Provided data.

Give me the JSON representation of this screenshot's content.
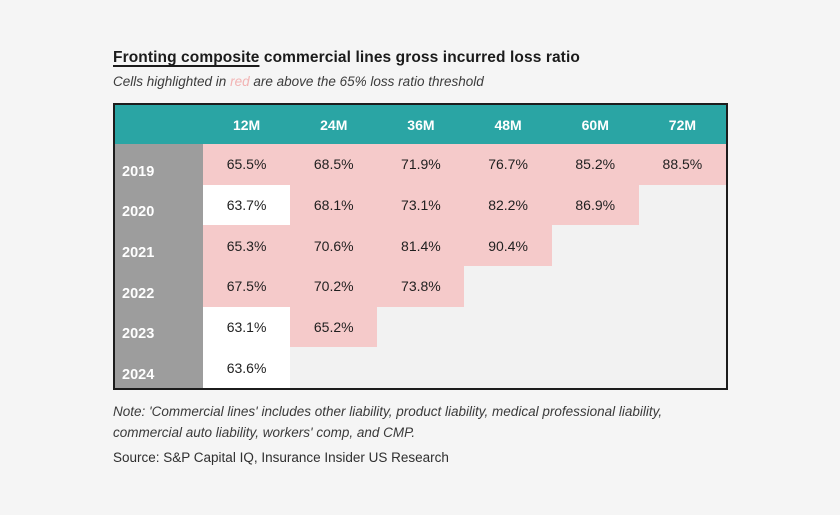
{
  "title": {
    "underlined": "Fronting composite",
    "rest": " commercial lines gross incurred loss ratio"
  },
  "subtitle": {
    "prefix": "Cells highlighted in ",
    "colored_word": "red",
    "suffix": " are above the 65% loss ratio threshold"
  },
  "chart_data": {
    "type": "heatmap",
    "title": "Fronting composite commercial lines gross incurred loss ratio",
    "subtitle": "Cells highlighted in red are above the 65% loss ratio threshold",
    "columns": [
      "12M",
      "24M",
      "36M",
      "48M",
      "60M",
      "72M"
    ],
    "rows": [
      {
        "year": "2019",
        "values": [
          65.5,
          68.5,
          71.9,
          76.7,
          85.2,
          88.5
        ]
      },
      {
        "year": "2020",
        "values": [
          63.7,
          68.1,
          73.1,
          82.2,
          86.9,
          null
        ]
      },
      {
        "year": "2021",
        "values": [
          65.3,
          70.6,
          81.4,
          90.4,
          null,
          null
        ]
      },
      {
        "year": "2022",
        "values": [
          67.5,
          70.2,
          73.8,
          null,
          null,
          null
        ]
      },
      {
        "year": "2023",
        "values": [
          63.1,
          65.2,
          null,
          null,
          null,
          null
        ]
      },
      {
        "year": "2024",
        "values": [
          63.6,
          null,
          null,
          null,
          null,
          null
        ]
      }
    ],
    "value_suffix": "%",
    "threshold_pct": 65,
    "highlight_rule": "values above 65% are highlighted pink",
    "colors": {
      "header_bg": "#2aa5a4",
      "year_bg": "#9d9d9d",
      "above_bg": "#f5caca",
      "below_bg": "#ffffff",
      "empty_bg": "#f2f2f2",
      "red_word": "#f2b3b3"
    }
  },
  "footer": {
    "note": "Note: 'Commercial lines' includes other liability, product liability, medical professional liability, commercial auto liability, workers' comp, and CMP.",
    "source": "Source: S&P Capital IQ, Insurance Insider US Research"
  }
}
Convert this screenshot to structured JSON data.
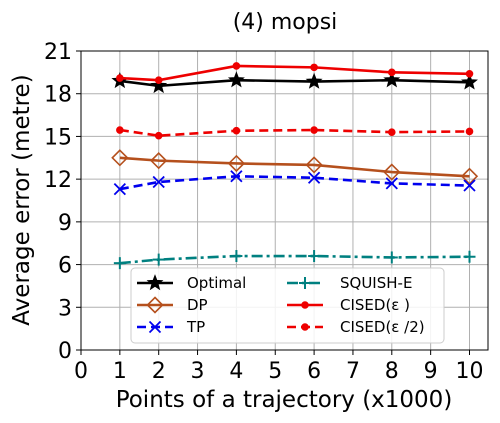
{
  "chart_data": {
    "type": "line",
    "title": "(4) mopsi",
    "xlabel": "Points of a trajectory (x1000)",
    "ylabel": "Average error (metre)",
    "ylim": [
      0,
      21
    ],
    "yticks": [
      "0",
      "3",
      "6",
      "9",
      "12",
      "15",
      "18",
      "21"
    ],
    "xticks": [
      "0",
      "1",
      "2",
      "3",
      "4",
      "5",
      "6",
      "7",
      "8",
      "9",
      "10"
    ],
    "x": [
      "1",
      "2",
      "4",
      "6",
      "8",
      "10"
    ],
    "grid": true,
    "legend_position": "lower center",
    "series": [
      {
        "name": "Optimal",
        "color": "#000000",
        "marker": "star",
        "dash": "solid",
        "values": [
          18.9,
          18.55,
          18.95,
          18.85,
          18.95,
          18.8
        ]
      },
      {
        "name": "DP",
        "color": "#b5501d",
        "marker": "diamond",
        "dash": "solid",
        "values": [
          13.5,
          13.3,
          13.1,
          13.0,
          12.5,
          12.2
        ]
      },
      {
        "name": "TP",
        "color": "#0000ee",
        "marker": "x",
        "dash": "dashed",
        "values": [
          11.3,
          11.8,
          12.2,
          12.1,
          11.7,
          11.55
        ]
      },
      {
        "name": "SQUISH-E",
        "color": "#008080",
        "marker": "plus",
        "dash": "dashdot",
        "values": [
          6.1,
          6.35,
          6.6,
          6.6,
          6.5,
          6.55
        ]
      },
      {
        "name": "CISED(ε )",
        "color": "#ee0000",
        "marker": "dot",
        "dash": "solid",
        "values": [
          19.1,
          18.95,
          19.95,
          19.85,
          19.5,
          19.4
        ]
      },
      {
        "name": "CISED(ε /2)",
        "color": "#ee0000",
        "marker": "dot",
        "dash": "dashed",
        "values": [
          15.45,
          15.05,
          15.4,
          15.45,
          15.3,
          15.35
        ]
      }
    ]
  }
}
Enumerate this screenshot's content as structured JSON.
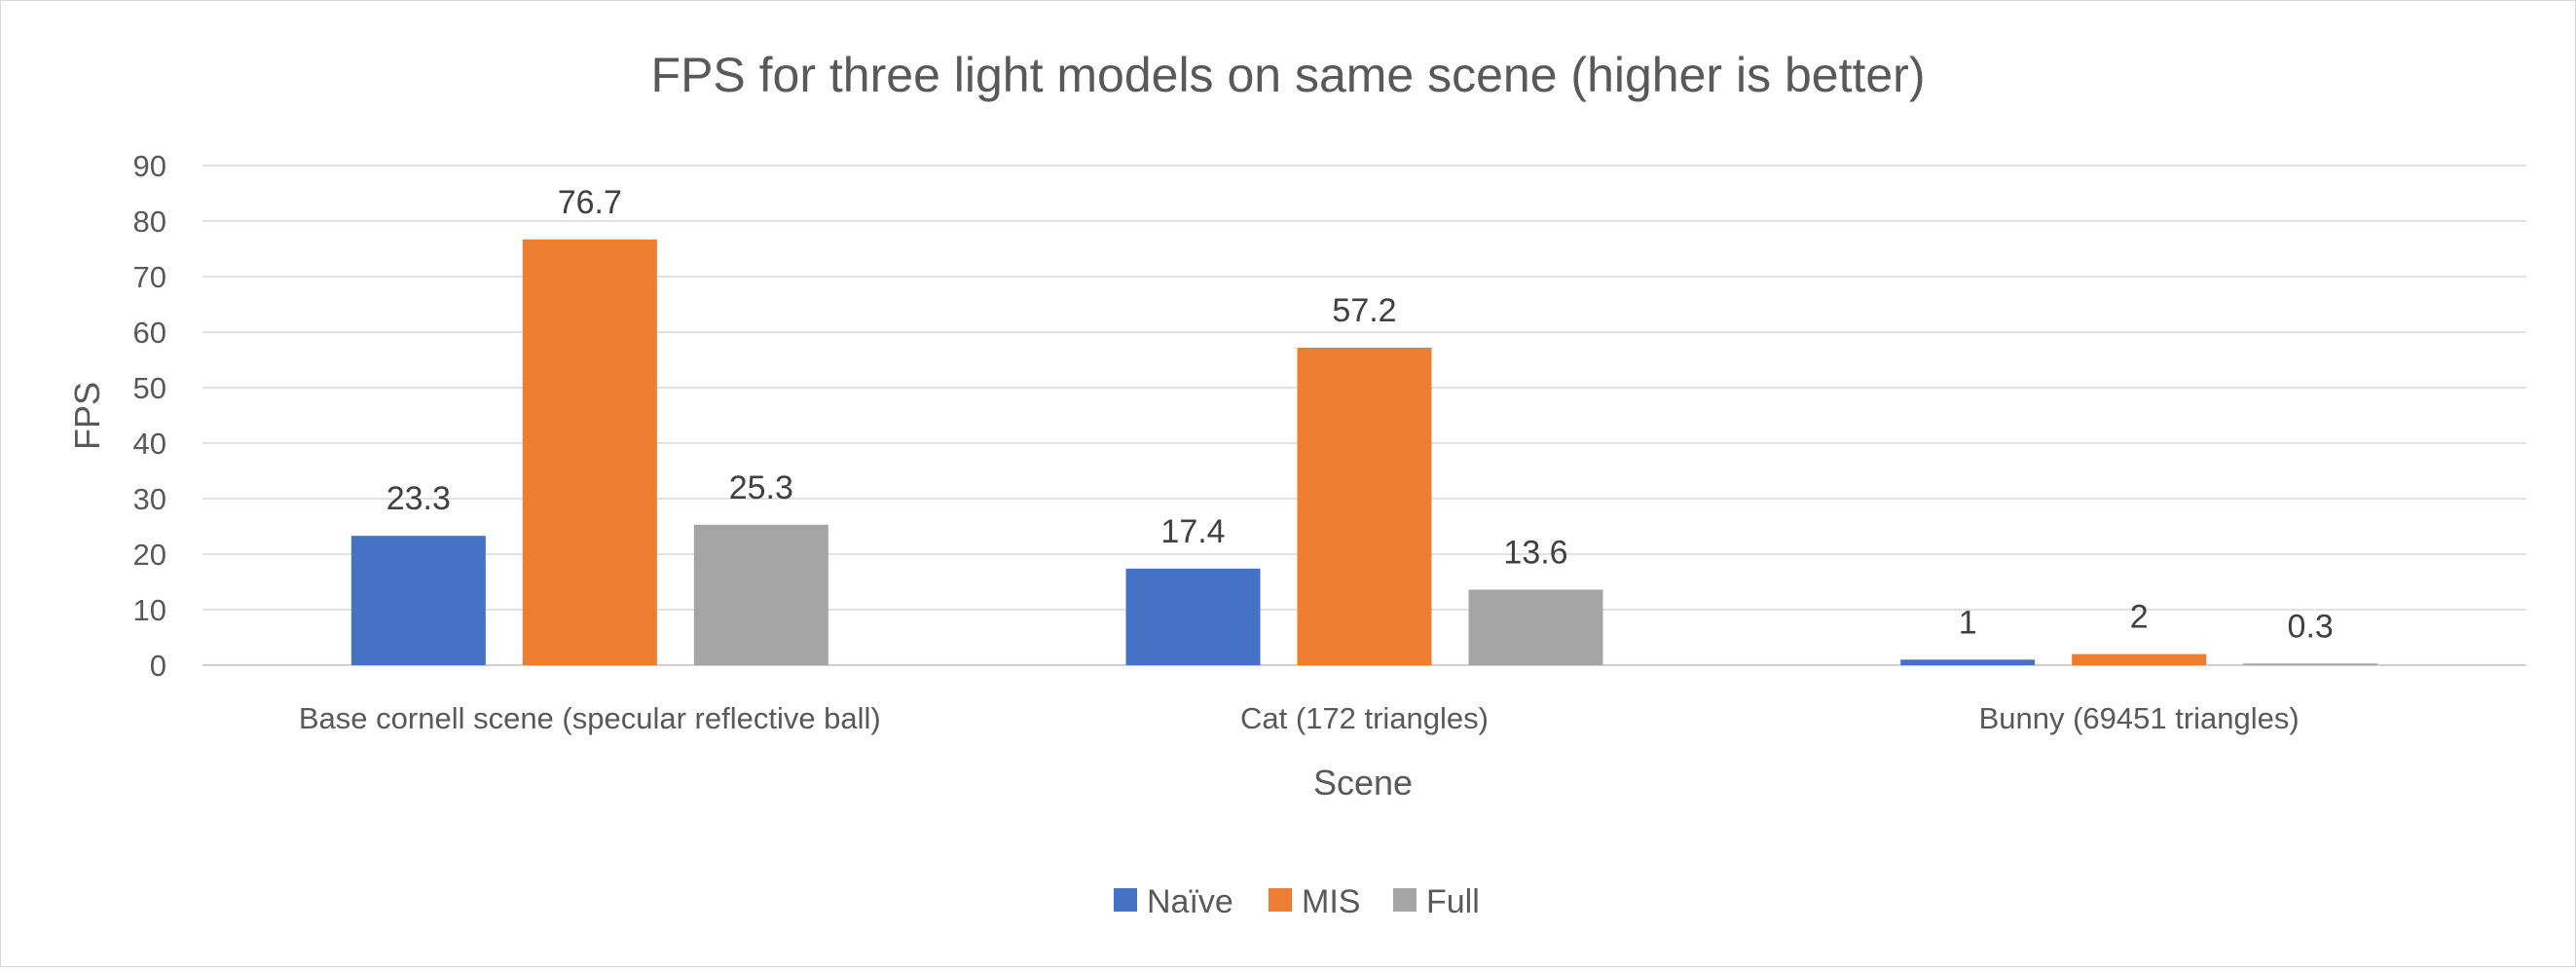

Given problem. Repeat the records above exactly, leaving out the pictures.

Full solution.
Give me the JSON representation of this screenshot's content.
{
  "title": {
    "underlined": "Fronting composite",
    "rest": " commercial lines gross incurred loss ratio"
  },
  "subtitle": {
    "prefix": "Cells highlighted in ",
    "colored_word": "red",
    "suffix": " are above the 65% loss ratio threshold"
  },
  "chart_data": {
    "type": "heatmap",
    "title": "Fronting composite commercial lines gross incurred loss ratio",
    "subtitle": "Cells highlighted in red are above the 65% loss ratio threshold",
    "columns": [
      "12M",
      "24M",
      "36M",
      "48M",
      "60M",
      "72M"
    ],
    "rows": [
      {
        "year": "2019",
        "values": [
          65.5,
          68.5,
          71.9,
          76.7,
          85.2,
          88.5
        ]
      },
      {
        "year": "2020",
        "values": [
          63.7,
          68.1,
          73.1,
          82.2,
          86.9,
          null
        ]
      },
      {
        "year": "2021",
        "values": [
          65.3,
          70.6,
          81.4,
          90.4,
          null,
          null
        ]
      },
      {
        "year": "2022",
        "values": [
          67.5,
          70.2,
          73.8,
          null,
          null,
          null
        ]
      },
      {
        "year": "2023",
        "values": [
          63.1,
          65.2,
          null,
          null,
          null,
          null
        ]
      },
      {
        "year": "2024",
        "values": [
          63.6,
          null,
          null,
          null,
          null,
          null
        ]
      }
    ],
    "value_suffix": "%",
    "threshold_pct": 65,
    "highlight_rule": "values above 65% are highlighted pink",
    "colors": {
      "header_bg": "#2aa5a4",
      "year_bg": "#9d9d9d",
      "above_bg": "#f5caca",
      "below_bg": "#ffffff",
      "empty_bg": "#f2f2f2",
      "red_word": "#f2b3b3"
    }
  },
  "footer": {
    "note": "Note: 'Commercial lines' includes other liability, product liability, medical professional liability, commercial auto liability, workers' comp, and CMP.",
    "source": "Source: S&P Capital IQ, Insurance Insider US Research"
  }
}
Convert this screenshot to structured JSON data.
{
  "chart_data": {
    "type": "line",
    "title": "(4) mopsi",
    "xlabel": "Points of a trajectory (x1000)",
    "ylabel": "Average error (metre)",
    "ylim": [
      0,
      21
    ],
    "yticks": [
      "0",
      "3",
      "6",
      "9",
      "12",
      "15",
      "18",
      "21"
    ],
    "xticks": [
      "0",
      "1",
      "2",
      "3",
      "4",
      "5",
      "6",
      "7",
      "8",
      "9",
      "10"
    ],
    "x": [
      "1",
      "2",
      "4",
      "6",
      "8",
      "10"
    ],
    "grid": true,
    "legend_position": "lower center",
    "series": [
      {
        "name": "Optimal",
        "color": "#000000",
        "marker": "star",
        "dash": "solid",
        "values": [
          18.9,
          18.55,
          18.95,
          18.85,
          18.95,
          18.8
        ]
      },
      {
        "name": "DP",
        "color": "#b5501d",
        "marker": "diamond",
        "dash": "solid",
        "values": [
          13.5,
          13.3,
          13.1,
          13.0,
          12.5,
          12.2
        ]
      },
      {
        "name": "TP",
        "color": "#0000ee",
        "marker": "x",
        "dash": "dashed",
        "values": [
          11.3,
          11.8,
          12.2,
          12.1,
          11.7,
          11.55
        ]
      },
      {
        "name": "SQUISH-E",
        "color": "#008080",
        "marker": "plus",
        "dash": "dashdot",
        "values": [
          6.1,
          6.35,
          6.6,
          6.6,
          6.5,
          6.55
        ]
      },
      {
        "name": "CISED(ε )",
        "color": "#ee0000",
        "marker": "dot",
        "dash": "solid",
        "values": [
          19.1,
          18.95,
          19.95,
          19.85,
          19.5,
          19.4
        ]
      },
      {
        "name": "CISED(ε /2)",
        "color": "#ee0000",
        "marker": "dot",
        "dash": "dashed",
        "values": [
          15.45,
          15.05,
          15.4,
          15.45,
          15.3,
          15.35
        ]
      }
    ]
  }
}
Enumerate this screenshot's content as structured JSON.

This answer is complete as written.